[Collected data entries]
━━━━━━━━━━━━━━━━

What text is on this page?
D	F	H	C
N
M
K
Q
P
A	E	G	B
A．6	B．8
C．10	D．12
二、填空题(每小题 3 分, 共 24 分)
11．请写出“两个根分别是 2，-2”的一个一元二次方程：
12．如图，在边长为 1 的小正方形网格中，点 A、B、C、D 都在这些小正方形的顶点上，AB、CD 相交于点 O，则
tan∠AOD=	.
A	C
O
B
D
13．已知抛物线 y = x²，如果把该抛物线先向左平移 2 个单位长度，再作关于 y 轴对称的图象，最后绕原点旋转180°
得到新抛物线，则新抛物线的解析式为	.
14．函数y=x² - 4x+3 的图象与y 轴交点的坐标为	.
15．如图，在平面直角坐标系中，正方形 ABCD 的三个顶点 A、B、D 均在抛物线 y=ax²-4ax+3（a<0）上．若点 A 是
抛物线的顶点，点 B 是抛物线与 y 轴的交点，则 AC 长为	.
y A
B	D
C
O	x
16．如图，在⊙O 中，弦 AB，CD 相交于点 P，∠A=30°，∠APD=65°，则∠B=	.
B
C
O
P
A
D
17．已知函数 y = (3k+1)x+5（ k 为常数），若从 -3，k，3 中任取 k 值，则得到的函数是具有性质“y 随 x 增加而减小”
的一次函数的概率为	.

━━━━━━━━━━━━━━━━

* Requirement *
Repeat every line of the records above exactly.

* Final result *
What text is on this page?
D	F	H	C
N
M
K
Q
P
A	E	G	B
A．6	B．8
C．10	D．12
二、填空题(每小题 3 分, 共 24 分)
11．请写出“两个根分别是 2，-2”的一个一元二次方程：
12．如图，在边长为 1 的小正方形网格中，点 A、B、C、D 都在这些小正方形的顶点上，AB、CD 相交于点 O，则
tan∠AOD=	.
A	C
O
B
D
13．已知抛物线 y = x²，如果把该抛物线先向左平移 2 个单位长度，再作关于 y 轴对称的图象，最后绕原点旋转180°
得到新抛物线，则新抛物线的解析式为	.
14．函数y=x² - 4x+3 的图象与y 轴交点的坐标为	.
15．如图，在平面直角坐标系中，正方形 ABCD 的三个顶点 A、B、D 均在抛物线 y=ax²-4ax+3（a<0）上．若点 A 是
抛物线的顶点，点 B 是抛物线与 y 轴的交点，则 AC 长为	.
y A
B	D
C
O	x
16．如图，在⊙O 中，弦 AB，CD 相交于点 P，∠A=30°，∠APD=65°，则∠B=	.
B
C
O
P
A
D
17．已知函数 y = (3k+1)x+5（ k 为常数），若从 -3，k，3 中任取 k 值，则得到的函数是具有性质“y 随 x 增加而减小”
的一次函数的概率为	.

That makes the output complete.